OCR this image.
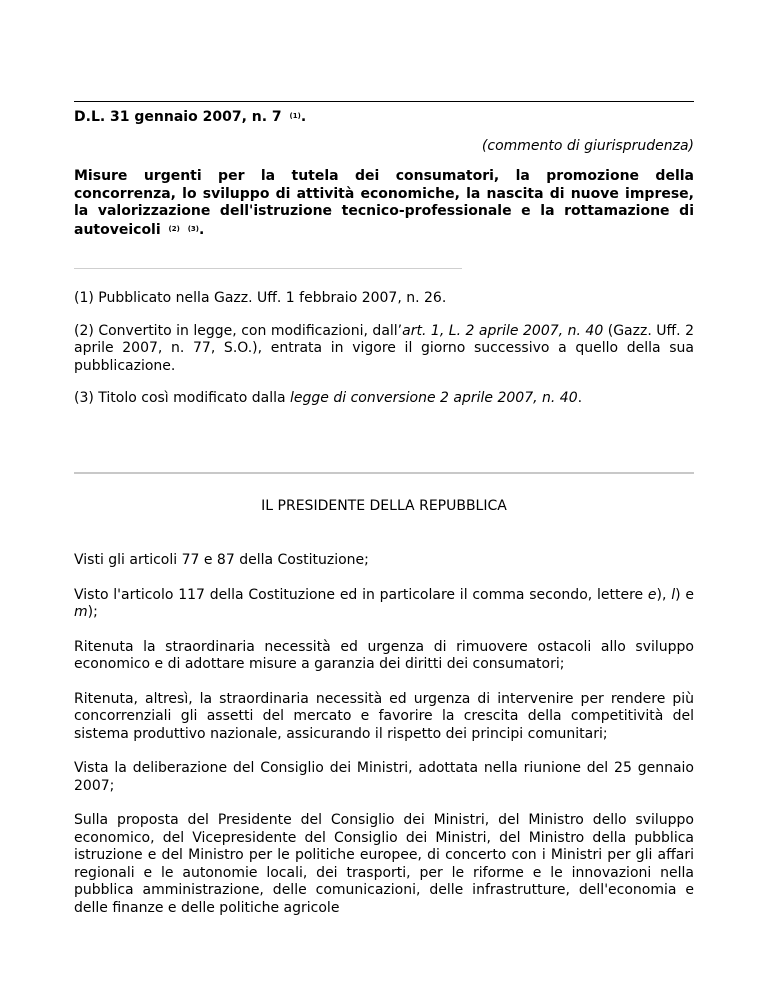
D.L. 31 gennaio 2007, n. 7 $^{(1)}$.
(commento di giurisprudenza)

Misure urgenti per la tutela dei consumatori, la promozione della concorrenza, lo sviluppo di attività economiche, la nascita di nuove imprese, la valorizzazione dell'istruzione tecnico-professionale e la rottamazione di autoveicoli $^{(2)}$ $^{(3)}$.

(1) Pubblicato nella Gazz. Uff. 1 febbraio 2007, n. 26.

(2) Convertito in legge, con modificazioni, dall’art. 1, L. 2 aprile 2007, n. 40 (Gazz. Uff. 2 aprile 2007, n. 77, S.O.), entrata in vigore il giorno successivo a quello della sua pubblicazione.

(3) Titolo così modificato dalla legge di conversione 2 aprile 2007, n. 40.

IL PRESIDENTE DELLA REPUBBLICA

Visti gli articoli 77 e 87 della Costituzione;

Visto l'articolo 117 della Costituzione ed in particolare il comma secondo, lettere e), l) e m);

Ritenuta la straordinaria necessità ed urgenza di rimuovere ostacoli allo sviluppo economico e di adottare misure a garanzia dei diritti dei consumatori;

Ritenuta, altresì, la straordinaria necessità ed urgenza di intervenire per rendere più concorrenziali gli assetti del mercato e favorire la crescita della competitività del sistema produttivo nazionale, assicurando il rispetto dei principi comunitari;

Vista la deliberazione del Consiglio dei Ministri, adottata nella riunione del 25 gennaio 2007;

Sulla proposta del Presidente del Consiglio dei Ministri, del Ministro dello sviluppo economico, del Vicepresidente del Consiglio dei Ministri, del Ministro della pubblica istruzione e del Ministro per le politiche europee, di concerto con i Ministri per gli affari regionali e le autonomie locali, dei trasporti, per le riforme e le innovazioni nella pubblica amministrazione, delle comunicazioni, delle infrastrutture, dell'economia e delle finanze e delle politiche agricole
--- --- ---
**Written exercise**
Scan the data above and copy every line with "Ministri" in it.

**Output of the task**
Vista la deliberazione del Consiglio dei Ministri, adottata nella riunione del 25 gennaio 2007;
Sulla proposta del Presidente del Consiglio dei Ministri, del Ministro dello sviluppo economico, del Vicepresidente del Consiglio dei Ministri, del Ministro della pubblica istruzione e del Ministro per le politiche europee, di concerto con i Ministri per gli affari regionali e le autonomie locali, dei trasporti, per le riforme e le innovazioni nella pubblica amministrazione, delle comunicazioni, delle infrastrutture, dell'economia e delle finanze e delle politiche agricole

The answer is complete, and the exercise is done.